MATERIAL PROVIDED →
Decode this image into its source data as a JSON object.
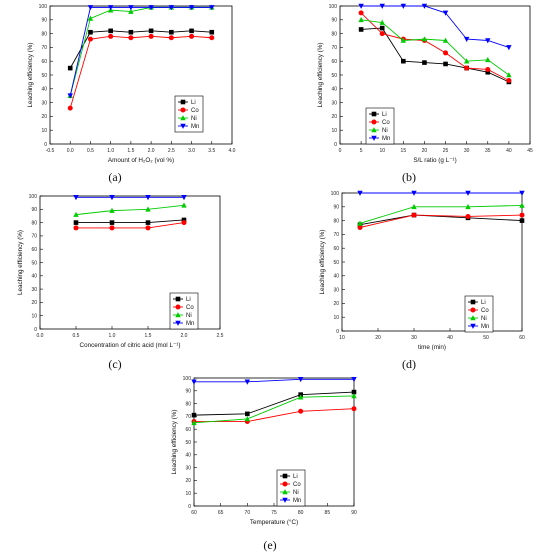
{
  "series_styles": {
    "Li": {
      "color": "#000000",
      "marker": "square"
    },
    "Co": {
      "color": "#ff0000",
      "marker": "circle"
    },
    "Ni": {
      "color": "#00cc00",
      "marker": "triangle-up"
    },
    "Mn": {
      "color": "#0000ff",
      "marker": "triangle-down"
    }
  },
  "chart_data": [
    {
      "id": "a",
      "type": "line",
      "caption": "(a)",
      "xlabel": "Amount of H₂O₂ (vol %)",
      "ylabel": "Leaching efficiency (%)",
      "xlim": [
        -0.5,
        4.0
      ],
      "ylim": [
        0,
        100
      ],
      "xticks": [
        "-0.5",
        "0.0",
        "0.5",
        "1.0",
        "1.5",
        "2.0",
        "2.5",
        "3.0",
        "3.5",
        "4.0"
      ],
      "yticks": [
        "0",
        "10",
        "20",
        "30",
        "40",
        "50",
        "60",
        "70",
        "80",
        "90",
        "100"
      ],
      "legend_position": "bottom-right",
      "x": [
        0,
        0.5,
        1.0,
        1.5,
        2.0,
        2.5,
        3.0,
        3.5
      ],
      "series": [
        {
          "name": "Li",
          "values": [
            55,
            81,
            82,
            81,
            82,
            81,
            82,
            81
          ]
        },
        {
          "name": "Co",
          "values": [
            26,
            76,
            78,
            77,
            78,
            77,
            78,
            77
          ]
        },
        {
          "name": "Ni",
          "values": [
            35,
            91,
            97,
            96,
            99,
            99,
            99,
            99
          ]
        },
        {
          "name": "Mn",
          "values": [
            35,
            99,
            99,
            99,
            99,
            99,
            99,
            99
          ]
        }
      ]
    },
    {
      "id": "b",
      "type": "line",
      "caption": "(b)",
      "xlabel": "S/L ratio (g L⁻¹)",
      "ylabel": "Leaching efficiency (%)",
      "xlim": [
        0,
        45
      ],
      "ylim": [
        0,
        100
      ],
      "xticks": [
        "0",
        "5",
        "10",
        "15",
        "20",
        "25",
        "30",
        "35",
        "40",
        "45"
      ],
      "yticks": [
        "0",
        "10",
        "20",
        "30",
        "40",
        "50",
        "60",
        "70",
        "80",
        "90",
        "100"
      ],
      "legend_position": "bottom-left",
      "x": [
        5,
        10,
        15,
        20,
        25,
        30,
        35,
        40
      ],
      "series": [
        {
          "name": "Li",
          "values": [
            83,
            84,
            60,
            59,
            58,
            55,
            52,
            45
          ]
        },
        {
          "name": "Co",
          "values": [
            95,
            80,
            76,
            75,
            66,
            55,
            54,
            46
          ]
        },
        {
          "name": "Ni",
          "values": [
            90,
            88,
            75,
            76,
            75,
            60,
            61,
            50
          ]
        },
        {
          "name": "Mn",
          "values": [
            100,
            100,
            100,
            100,
            95,
            76,
            75,
            70
          ]
        }
      ]
    },
    {
      "id": "c",
      "type": "line",
      "caption": "(c)",
      "xlabel": "Concentration of citric acid (mol L⁻¹)",
      "ylabel": "Leaching efficiency (%)",
      "xlim": [
        0,
        2.5
      ],
      "ylim": [
        0,
        100
      ],
      "xticks": [
        "0.0",
        "0.5",
        "1.0",
        "1.5",
        "2.0",
        "2.5"
      ],
      "yticks": [
        "0",
        "10",
        "20",
        "30",
        "40",
        "50",
        "60",
        "70",
        "80",
        "90",
        "100"
      ],
      "legend_position": "bottom-right",
      "x": [
        0.5,
        1.0,
        1.5,
        2.0
      ],
      "series": [
        {
          "name": "Li",
          "values": [
            80,
            80,
            80,
            82
          ]
        },
        {
          "name": "Co",
          "values": [
            76,
            76,
            76,
            80
          ]
        },
        {
          "name": "Ni",
          "values": [
            86,
            89,
            90,
            93
          ]
        },
        {
          "name": "Mn",
          "values": [
            99,
            99,
            99,
            99
          ]
        }
      ]
    },
    {
      "id": "d",
      "type": "line",
      "caption": "(d)",
      "xlabel": "time (min)",
      "ylabel": "Leaching efficiency (%)",
      "xlim": [
        10,
        60
      ],
      "ylim": [
        0,
        100
      ],
      "xticks": [
        "10",
        "20",
        "30",
        "40",
        "50",
        "60"
      ],
      "yticks": [
        "0",
        "10",
        "20",
        "30",
        "40",
        "50",
        "60",
        "70",
        "80",
        "90",
        "100"
      ],
      "legend_position": "bottom-right",
      "x": [
        15,
        30,
        45,
        60
      ],
      "series": [
        {
          "name": "Li",
          "values": [
            77,
            84,
            82,
            80
          ]
        },
        {
          "name": "Co",
          "values": [
            75,
            84,
            83,
            84
          ]
        },
        {
          "name": "Ni",
          "values": [
            78,
            90,
            90,
            91
          ]
        },
        {
          "name": "Mn",
          "values": [
            100,
            100,
            100,
            100
          ]
        }
      ]
    },
    {
      "id": "e",
      "type": "line",
      "caption": "(e)",
      "xlabel": "Temperature (°C)",
      "ylabel": "Leaching efficiency (%)",
      "xlim": [
        60,
        90
      ],
      "ylim": [
        0,
        100
      ],
      "xticks": [
        "60",
        "65",
        "70",
        "75",
        "80",
        "85",
        "90"
      ],
      "yticks": [
        "0",
        "10",
        "20",
        "30",
        "40",
        "50",
        "60",
        "70",
        "80",
        "90",
        "100"
      ],
      "legend_position": "bottom-right",
      "x": [
        60,
        70,
        80,
        90
      ],
      "series": [
        {
          "name": "Li",
          "values": [
            71,
            72,
            87,
            89
          ]
        },
        {
          "name": "Co",
          "values": [
            66,
            66,
            74,
            76
          ]
        },
        {
          "name": "Ni",
          "values": [
            65,
            68,
            85,
            86
          ]
        },
        {
          "name": "Mn",
          "values": [
            97,
            97,
            99,
            99
          ]
        }
      ]
    }
  ]
}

BRIEF → Return only the number of lines in the data that contain "marker".

COMPLETE ANSWER → 4